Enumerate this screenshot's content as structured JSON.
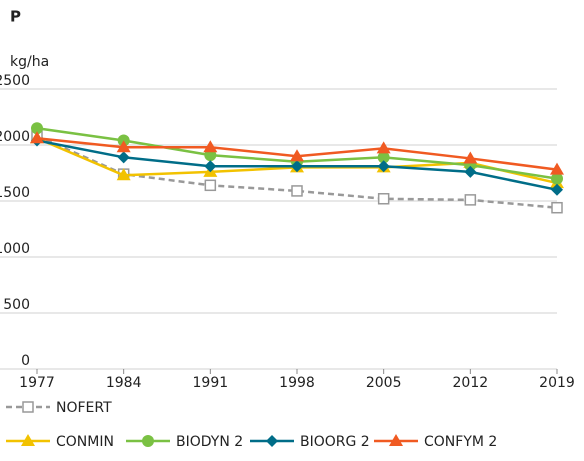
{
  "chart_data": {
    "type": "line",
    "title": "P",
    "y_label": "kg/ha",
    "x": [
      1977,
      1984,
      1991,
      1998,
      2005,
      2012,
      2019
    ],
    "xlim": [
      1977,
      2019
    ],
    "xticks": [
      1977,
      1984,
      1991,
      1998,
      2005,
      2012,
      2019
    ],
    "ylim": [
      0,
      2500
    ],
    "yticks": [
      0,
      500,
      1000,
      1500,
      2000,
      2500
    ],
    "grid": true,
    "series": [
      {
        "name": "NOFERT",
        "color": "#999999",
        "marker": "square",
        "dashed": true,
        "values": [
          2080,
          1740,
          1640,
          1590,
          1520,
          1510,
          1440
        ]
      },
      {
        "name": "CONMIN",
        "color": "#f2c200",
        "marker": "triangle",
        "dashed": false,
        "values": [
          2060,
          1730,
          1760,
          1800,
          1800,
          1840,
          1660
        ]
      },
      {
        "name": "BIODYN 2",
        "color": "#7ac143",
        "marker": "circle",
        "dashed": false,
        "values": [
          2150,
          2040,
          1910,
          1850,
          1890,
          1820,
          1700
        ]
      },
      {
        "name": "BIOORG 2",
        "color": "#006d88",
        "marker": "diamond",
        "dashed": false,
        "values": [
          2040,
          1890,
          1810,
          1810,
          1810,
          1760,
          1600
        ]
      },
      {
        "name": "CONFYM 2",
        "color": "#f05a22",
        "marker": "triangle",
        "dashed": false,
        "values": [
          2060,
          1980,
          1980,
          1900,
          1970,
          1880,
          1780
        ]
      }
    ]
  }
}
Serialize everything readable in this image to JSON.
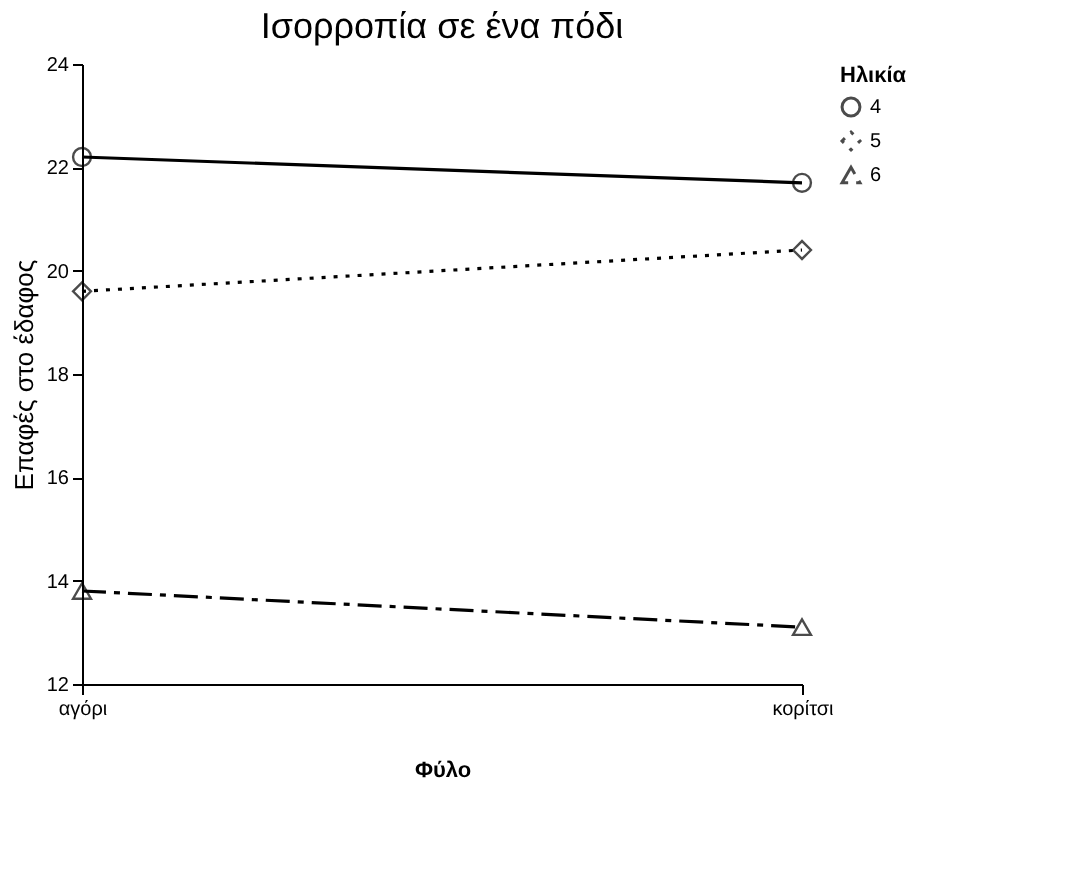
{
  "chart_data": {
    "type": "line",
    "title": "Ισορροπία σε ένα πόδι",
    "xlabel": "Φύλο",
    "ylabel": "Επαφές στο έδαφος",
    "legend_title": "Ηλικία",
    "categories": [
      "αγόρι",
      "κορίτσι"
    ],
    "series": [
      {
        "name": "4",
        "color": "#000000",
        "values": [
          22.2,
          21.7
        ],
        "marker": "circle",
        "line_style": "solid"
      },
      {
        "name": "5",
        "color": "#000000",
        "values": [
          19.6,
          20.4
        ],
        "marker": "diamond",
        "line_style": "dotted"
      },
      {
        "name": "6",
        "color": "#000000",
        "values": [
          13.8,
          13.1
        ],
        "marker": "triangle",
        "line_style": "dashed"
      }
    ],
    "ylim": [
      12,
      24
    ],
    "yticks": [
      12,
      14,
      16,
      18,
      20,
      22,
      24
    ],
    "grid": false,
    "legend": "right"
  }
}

------------------------------------------------

Set the entries down again exactly. Do not include the images.

### OUTPUT
Enumerate this screenshot's content as structured JSON.
{
  "chart_data": {
    "type": "line",
    "title": "P",
    "y_label": "kg/ha",
    "x": [
      1977,
      1984,
      1991,
      1998,
      2005,
      2012,
      2019
    ],
    "xlim": [
      1977,
      2019
    ],
    "xticks": [
      1977,
      1984,
      1991,
      1998,
      2005,
      2012,
      2019
    ],
    "ylim": [
      0,
      2500
    ],
    "yticks": [
      0,
      500,
      1000,
      1500,
      2000,
      2500
    ],
    "grid": true,
    "series": [
      {
        "name": "NOFERT",
        "color": "#999999",
        "marker": "square",
        "dashed": true,
        "values": [
          2080,
          1740,
          1640,
          1590,
          1520,
          1510,
          1440
        ]
      },
      {
        "name": "CONMIN",
        "color": "#f2c200",
        "marker": "triangle",
        "dashed": false,
        "values": [
          2060,
          1730,
          1760,
          1800,
          1800,
          1840,
          1660
        ]
      },
      {
        "name": "BIODYN 2",
        "color": "#7ac143",
        "marker": "circle",
        "dashed": false,
        "values": [
          2150,
          2040,
          1910,
          1850,
          1890,
          1820,
          1700
        ]
      },
      {
        "name": "BIOORG 2",
        "color": "#006d88",
        "marker": "diamond",
        "dashed": false,
        "values": [
          2040,
          1890,
          1810,
          1810,
          1810,
          1760,
          1600
        ]
      },
      {
        "name": "CONFYM 2",
        "color": "#f05a22",
        "marker": "triangle",
        "dashed": false,
        "values": [
          2060,
          1980,
          1980,
          1900,
          1970,
          1880,
          1780
        ]
      }
    ]
  }
}
Serialize everything readable in this image to JSON.
{
  "chart_data": {
    "type": "line",
    "title": "Ισορροπία σε ένα πόδι",
    "xlabel": "Φύλο",
    "ylabel": "Επαφές στο έδαφος",
    "legend_title": "Ηλικία",
    "categories": [
      "αγόρι",
      "κορίτσι"
    ],
    "series": [
      {
        "name": "4",
        "color": "#000000",
        "values": [
          22.2,
          21.7
        ],
        "marker": "circle",
        "line_style": "solid"
      },
      {
        "name": "5",
        "color": "#000000",
        "values": [
          19.6,
          20.4
        ],
        "marker": "diamond",
        "line_style": "dotted"
      },
      {
        "name": "6",
        "color": "#000000",
        "values": [
          13.8,
          13.1
        ],
        "marker": "triangle",
        "line_style": "dashed"
      }
    ],
    "ylim": [
      12,
      24
    ],
    "yticks": [
      12,
      14,
      16,
      18,
      20,
      22,
      24
    ],
    "grid": false,
    "legend": "right"
  }
}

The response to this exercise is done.